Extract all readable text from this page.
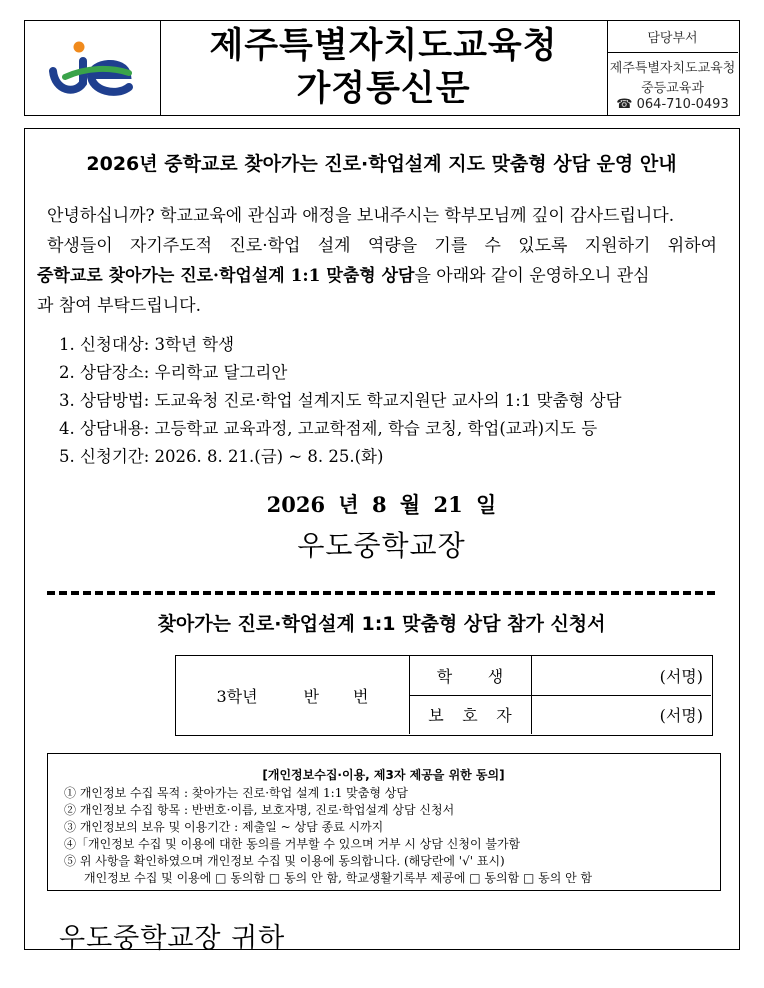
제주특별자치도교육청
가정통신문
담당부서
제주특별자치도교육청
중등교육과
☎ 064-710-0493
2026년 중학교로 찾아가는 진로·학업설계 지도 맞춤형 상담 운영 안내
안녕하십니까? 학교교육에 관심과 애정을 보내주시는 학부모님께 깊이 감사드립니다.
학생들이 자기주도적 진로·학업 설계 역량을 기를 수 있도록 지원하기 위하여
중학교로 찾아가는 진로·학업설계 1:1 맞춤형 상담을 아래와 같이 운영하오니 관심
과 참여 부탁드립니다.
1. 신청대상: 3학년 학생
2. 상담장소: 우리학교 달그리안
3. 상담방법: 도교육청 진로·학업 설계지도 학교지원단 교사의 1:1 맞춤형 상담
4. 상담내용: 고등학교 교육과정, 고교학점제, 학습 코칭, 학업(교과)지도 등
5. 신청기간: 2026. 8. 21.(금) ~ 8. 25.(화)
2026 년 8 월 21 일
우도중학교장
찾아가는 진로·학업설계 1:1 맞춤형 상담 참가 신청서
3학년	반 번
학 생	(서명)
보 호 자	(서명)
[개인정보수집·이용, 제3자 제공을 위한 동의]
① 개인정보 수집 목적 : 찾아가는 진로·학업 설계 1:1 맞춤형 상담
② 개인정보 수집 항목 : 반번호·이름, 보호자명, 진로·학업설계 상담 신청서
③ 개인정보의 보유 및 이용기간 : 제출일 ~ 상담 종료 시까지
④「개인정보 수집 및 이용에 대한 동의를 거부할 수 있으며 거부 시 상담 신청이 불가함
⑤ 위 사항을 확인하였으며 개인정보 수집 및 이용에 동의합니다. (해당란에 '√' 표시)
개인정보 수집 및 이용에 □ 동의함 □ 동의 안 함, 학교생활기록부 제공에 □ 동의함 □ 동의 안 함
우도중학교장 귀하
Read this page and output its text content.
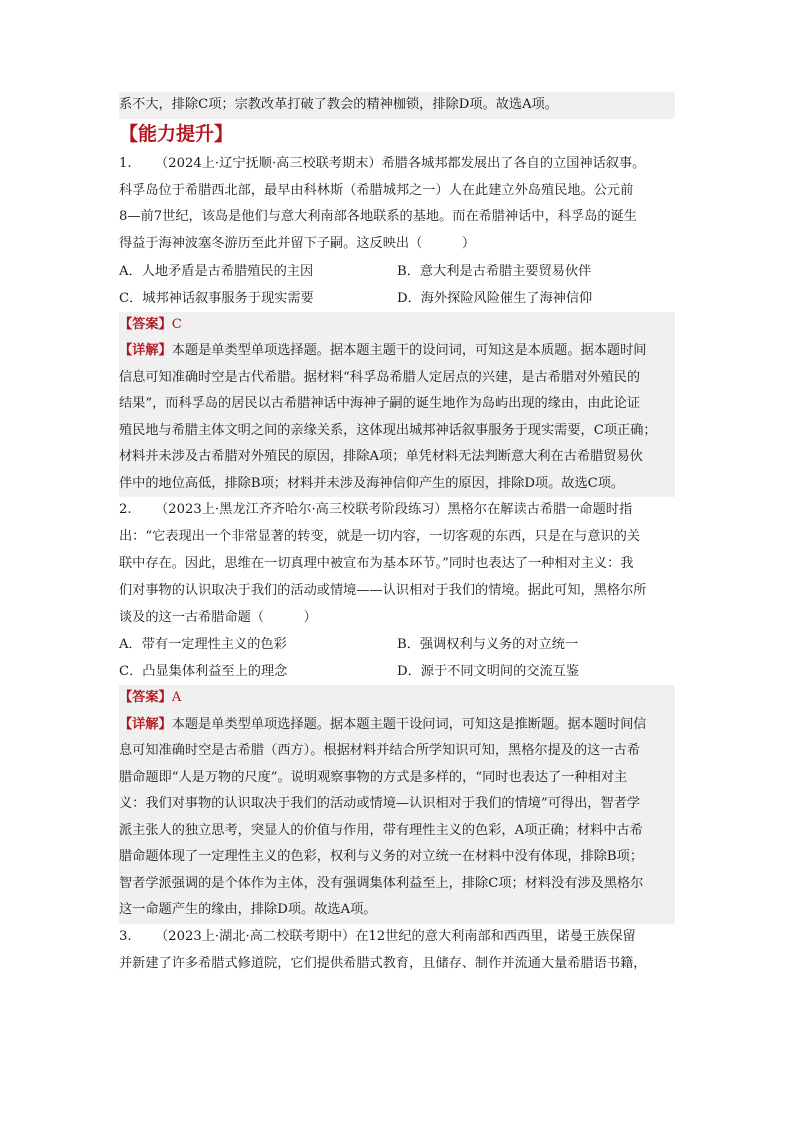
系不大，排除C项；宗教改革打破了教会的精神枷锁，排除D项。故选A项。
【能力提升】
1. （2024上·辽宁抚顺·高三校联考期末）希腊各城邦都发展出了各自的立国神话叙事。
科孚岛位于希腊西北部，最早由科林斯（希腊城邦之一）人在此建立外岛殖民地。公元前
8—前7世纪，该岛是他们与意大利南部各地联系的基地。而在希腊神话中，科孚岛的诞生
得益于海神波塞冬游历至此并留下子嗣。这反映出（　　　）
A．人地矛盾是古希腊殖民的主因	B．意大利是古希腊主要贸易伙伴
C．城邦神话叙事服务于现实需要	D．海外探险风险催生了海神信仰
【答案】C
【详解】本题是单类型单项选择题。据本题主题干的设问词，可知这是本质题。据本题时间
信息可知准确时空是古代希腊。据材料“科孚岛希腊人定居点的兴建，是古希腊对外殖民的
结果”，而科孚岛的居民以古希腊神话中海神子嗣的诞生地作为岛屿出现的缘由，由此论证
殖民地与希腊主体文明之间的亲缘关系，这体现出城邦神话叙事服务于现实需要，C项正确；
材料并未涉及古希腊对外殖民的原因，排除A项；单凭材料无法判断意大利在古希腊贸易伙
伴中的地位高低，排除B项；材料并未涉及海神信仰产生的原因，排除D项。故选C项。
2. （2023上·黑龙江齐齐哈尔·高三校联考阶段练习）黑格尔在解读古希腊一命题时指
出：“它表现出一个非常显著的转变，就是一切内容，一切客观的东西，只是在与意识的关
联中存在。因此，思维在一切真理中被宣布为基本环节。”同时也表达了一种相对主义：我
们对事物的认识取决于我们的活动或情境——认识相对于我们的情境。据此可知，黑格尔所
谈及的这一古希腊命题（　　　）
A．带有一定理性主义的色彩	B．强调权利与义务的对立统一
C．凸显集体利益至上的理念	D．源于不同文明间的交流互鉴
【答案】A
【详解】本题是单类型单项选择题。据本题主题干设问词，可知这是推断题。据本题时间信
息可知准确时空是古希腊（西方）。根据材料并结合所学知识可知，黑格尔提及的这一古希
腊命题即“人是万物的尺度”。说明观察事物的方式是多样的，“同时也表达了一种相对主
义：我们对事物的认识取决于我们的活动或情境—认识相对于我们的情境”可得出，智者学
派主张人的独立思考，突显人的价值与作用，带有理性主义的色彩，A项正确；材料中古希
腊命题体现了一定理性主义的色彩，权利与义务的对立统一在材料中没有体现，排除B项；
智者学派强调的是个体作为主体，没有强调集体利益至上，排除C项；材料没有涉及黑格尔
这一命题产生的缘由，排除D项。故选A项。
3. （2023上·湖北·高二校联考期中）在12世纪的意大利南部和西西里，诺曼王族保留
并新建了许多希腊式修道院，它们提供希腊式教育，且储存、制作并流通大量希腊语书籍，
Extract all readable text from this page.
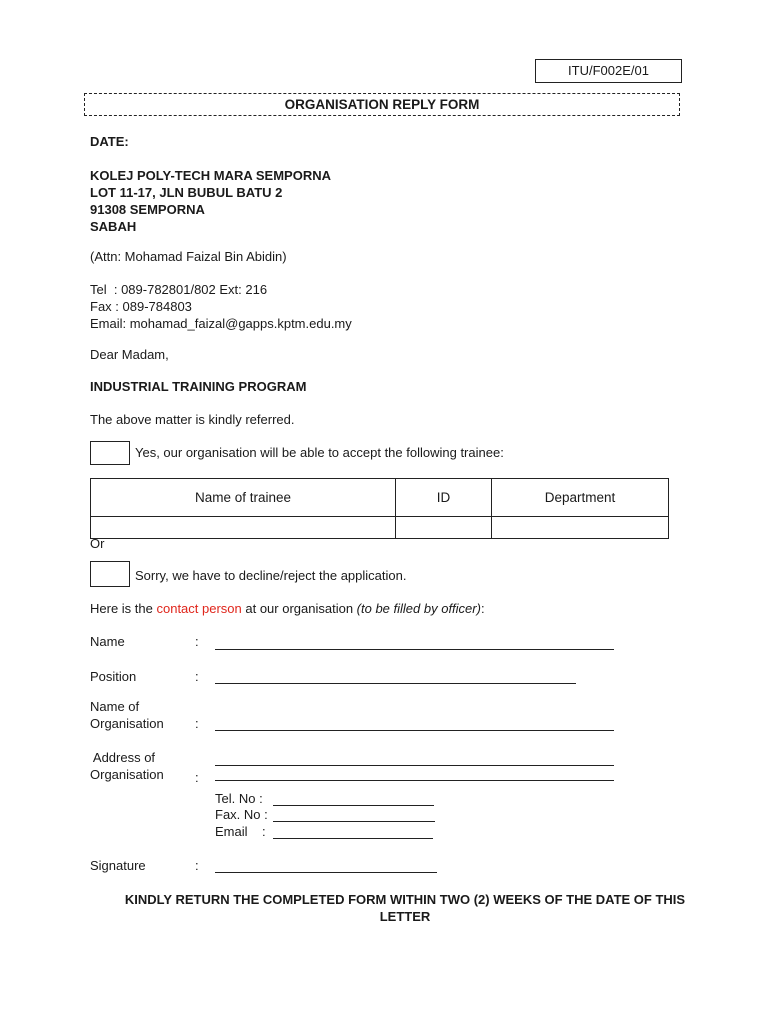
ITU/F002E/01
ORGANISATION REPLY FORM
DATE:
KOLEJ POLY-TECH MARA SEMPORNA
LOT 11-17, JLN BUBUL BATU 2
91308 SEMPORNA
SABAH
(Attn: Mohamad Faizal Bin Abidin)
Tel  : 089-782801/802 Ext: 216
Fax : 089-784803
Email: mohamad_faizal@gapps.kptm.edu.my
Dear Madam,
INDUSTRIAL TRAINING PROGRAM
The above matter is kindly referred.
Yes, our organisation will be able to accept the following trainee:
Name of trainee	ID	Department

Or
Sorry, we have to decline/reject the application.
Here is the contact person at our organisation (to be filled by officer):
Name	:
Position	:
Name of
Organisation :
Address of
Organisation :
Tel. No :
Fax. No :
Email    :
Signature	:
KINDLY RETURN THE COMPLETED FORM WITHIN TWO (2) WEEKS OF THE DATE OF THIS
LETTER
################
Pictures are excluded; repeat every record exactly.

Extract all readable text from this page.
제주특별자치도교육청
가정통신문
담당부서
제주특별자치도교육청
중등교육과
☎ 064-710-0493
2026년 중학교로 찾아가는 진로·학업설계 지도 맞춤형 상담 운영 안내
안녕하십니까? 학교교육에 관심과 애정을 보내주시는 학부모님께 깊이 감사드립니다.
학생들이 자기주도적 진로·학업 설계 역량을 기를 수 있도록 지원하기 위하여
중학교로 찾아가는 진로·학업설계 1:1 맞춤형 상담을 아래와 같이 운영하오니 관심
과 참여 부탁드립니다.
1. 신청대상: 3학년 학생
2. 상담장소: 우리학교 달그리안
3. 상담방법: 도교육청 진로·학업 설계지도 학교지원단 교사의 1:1 맞춤형 상담
4. 상담내용: 고등학교 교육과정, 고교학점제, 학습 코칭, 학업(교과)지도 등
5. 신청기간: 2026. 8. 21.(금) ~ 8. 25.(화)
2026 년 8 월 21 일
우도중학교장
찾아가는 진로·학업설계 1:1 맞춤형 상담 참가 신청서
3학년	반 번
학 생	(서명)
보 호 자	(서명)
[개인정보수집·이용, 제3자 제공을 위한 동의]
① 개인정보 수집 목적 : 찾아가는 진로·학업 설계 1:1 맞춤형 상담
② 개인정보 수집 항목 : 반번호·이름, 보호자명, 진로·학업설계 상담 신청서
③ 개인정보의 보유 및 이용기간 : 제출일 ~ 상담 종료 시까지
④「개인정보 수집 및 이용에 대한 동의를 거부할 수 있으며 거부 시 상담 신청이 불가함
⑤ 위 사항을 확인하였으며 개인정보 수집 및 이용에 동의합니다. (해당란에 '√' 표시)
개인정보 수집 및 이용에 □ 동의함 □ 동의 안 함, 학교생활기록부 제공에 □ 동의함 □ 동의 안 함
우도중학교장 귀하
Read this page and output its text content.
系不大，排除C项；宗教改革打破了教会的精神枷锁，排除D项。故选A项。
【能力提升】
1. （2024上·辽宁抚顺·高三校联考期末）希腊各城邦都发展出了各自的立国神话叙事。
科孚岛位于希腊西北部，最早由科林斯（希腊城邦之一）人在此建立外岛殖民地。公元前
8—前7世纪，该岛是他们与意大利南部各地联系的基地。而在希腊神话中，科孚岛的诞生
得益于海神波塞冬游历至此并留下子嗣。这反映出（　　　）
A．人地矛盾是古希腊殖民的主因	B．意大利是古希腊主要贸易伙伴
C．城邦神话叙事服务于现实需要	D．海外探险风险催生了海神信仰
【答案】C
【详解】本题是单类型单项选择题。据本题主题干的设问词，可知这是本质题。据本题时间
信息可知准确时空是古代希腊。据材料“科孚岛希腊人定居点的兴建，是古希腊对外殖民的
结果”，而科孚岛的居民以古希腊神话中海神子嗣的诞生地作为岛屿出现的缘由，由此论证
殖民地与希腊主体文明之间的亲缘关系，这体现出城邦神话叙事服务于现实需要，C项正确；
材料并未涉及古希腊对外殖民的原因，排除A项；单凭材料无法判断意大利在古希腊贸易伙
伴中的地位高低，排除B项；材料并未涉及海神信仰产生的原因，排除D项。故选C项。
2. （2023上·黑龙江齐齐哈尔·高三校联考阶段练习）黑格尔在解读古希腊一命题时指
出：“它表现出一个非常显著的转变，就是一切内容，一切客观的东西，只是在与意识的关
联中存在。因此，思维在一切真理中被宣布为基本环节。”同时也表达了一种相对主义：我
们对事物的认识取决于我们的活动或情境——认识相对于我们的情境。据此可知，黑格尔所
谈及的这一古希腊命题（　　　）
A．带有一定理性主义的色彩	B．强调权利与义务的对立统一
C．凸显集体利益至上的理念	D．源于不同文明间的交流互鉴
【答案】A
【详解】本题是单类型单项选择题。据本题主题干设问词，可知这是推断题。据本题时间信
息可知准确时空是古希腊（西方）。根据材料并结合所学知识可知，黑格尔提及的这一古希
腊命题即“人是万物的尺度”。说明观察事物的方式是多样的，“同时也表达了一种相对主
义：我们对事物的认识取决于我们的活动或情境—认识相对于我们的情境”可得出，智者学
派主张人的独立思考，突显人的价值与作用，带有理性主义的色彩，A项正确；材料中古希
腊命题体现了一定理性主义的色彩，权利与义务的对立统一在材料中没有体现，排除B项；
智者学派强调的是个体作为主体，没有强调集体利益至上，排除C项；材料没有涉及黑格尔
这一命题产生的缘由，排除D项。故选A项。
3. （2023上·湖北·高二校联考期中）在12世纪的意大利南部和西西里，诺曼王族保留
并新建了许多希腊式修道院，它们提供希腊式教育，且储存、制作并流通大量希腊语书籍，
Extract all readable text from this page.
ITU/F002E/01
ORGANISATION REPLY FORM
DATE:
KOLEJ POLY-TECH MARA SEMPORNA
LOT 11-17, JLN BUBUL BATU 2
91308 SEMPORNA
SABAH
(Attn: Mohamad Faizal Bin Abidin)
Tel  : 089-782801/802 Ext: 216
Fax : 089-784803
Email: mohamad_faizal@gapps.kptm.edu.my
Dear Madam,
INDUSTRIAL TRAINING PROGRAM
The above matter is kindly referred.
Yes, our organisation will be able to accept the following trainee:
Name of trainee	ID	Department

Or
Sorry, we have to decline/reject the application.
Here is the contact person at our organisation (to be filled by officer):
Name	:
Position	:
Name of
Organisation :
Address of
Organisation :
Tel. No :
Fax. No :
Email    :
Signature	:
KINDLY RETURN THE COMPLETED FORM WITHIN TWO (2) WEEKS OF THE DATE OF THIS
LETTER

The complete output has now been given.